Stored entries:
★ ★ ★ ★
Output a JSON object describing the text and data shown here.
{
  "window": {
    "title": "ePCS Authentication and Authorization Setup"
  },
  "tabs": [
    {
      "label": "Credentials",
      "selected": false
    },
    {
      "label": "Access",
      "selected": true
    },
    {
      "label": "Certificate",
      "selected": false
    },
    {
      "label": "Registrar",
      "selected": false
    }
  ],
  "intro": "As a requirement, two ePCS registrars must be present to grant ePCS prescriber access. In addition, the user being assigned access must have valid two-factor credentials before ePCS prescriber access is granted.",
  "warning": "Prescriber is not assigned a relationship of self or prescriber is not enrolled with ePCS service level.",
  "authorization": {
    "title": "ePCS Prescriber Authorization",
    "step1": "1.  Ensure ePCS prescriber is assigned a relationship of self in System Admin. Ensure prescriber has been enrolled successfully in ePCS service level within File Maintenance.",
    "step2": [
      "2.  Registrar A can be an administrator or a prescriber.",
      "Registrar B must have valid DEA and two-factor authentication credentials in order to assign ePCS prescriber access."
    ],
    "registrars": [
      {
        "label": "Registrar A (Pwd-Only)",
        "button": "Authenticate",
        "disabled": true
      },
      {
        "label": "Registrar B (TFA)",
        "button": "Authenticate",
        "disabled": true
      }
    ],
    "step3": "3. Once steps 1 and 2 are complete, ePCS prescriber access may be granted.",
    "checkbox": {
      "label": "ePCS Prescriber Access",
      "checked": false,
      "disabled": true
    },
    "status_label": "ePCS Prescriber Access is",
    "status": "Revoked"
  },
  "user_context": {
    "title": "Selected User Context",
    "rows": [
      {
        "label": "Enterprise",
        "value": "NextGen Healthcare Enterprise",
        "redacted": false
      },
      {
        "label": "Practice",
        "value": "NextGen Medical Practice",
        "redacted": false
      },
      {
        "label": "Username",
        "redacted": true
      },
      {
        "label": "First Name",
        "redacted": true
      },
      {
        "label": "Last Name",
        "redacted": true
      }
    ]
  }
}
★ ★ ★ ★
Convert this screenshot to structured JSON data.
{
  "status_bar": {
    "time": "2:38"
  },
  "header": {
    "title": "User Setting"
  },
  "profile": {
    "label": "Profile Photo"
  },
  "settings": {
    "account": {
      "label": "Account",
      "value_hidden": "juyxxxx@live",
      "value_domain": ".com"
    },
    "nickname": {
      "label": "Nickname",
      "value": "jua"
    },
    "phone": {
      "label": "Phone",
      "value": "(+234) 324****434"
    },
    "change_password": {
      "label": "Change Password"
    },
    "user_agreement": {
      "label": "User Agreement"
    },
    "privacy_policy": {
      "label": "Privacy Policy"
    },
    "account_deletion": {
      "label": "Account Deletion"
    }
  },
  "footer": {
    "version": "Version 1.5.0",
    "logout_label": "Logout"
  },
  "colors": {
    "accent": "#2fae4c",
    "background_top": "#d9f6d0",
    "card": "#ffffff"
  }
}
★ ★ ★ ★
Where a line above contains the word "valid", copy that line.

THE ANSWER
  "intro": "As a requirement, two ePCS registrars must be present to grant ePCS prescriber access. In addition, the user being assigned access must have valid two-factor credentials before ePCS prescriber access is granted.",
      "Registrar B must have valid DEA and two-factor authentication credentials in order to assign ePCS prescriber access."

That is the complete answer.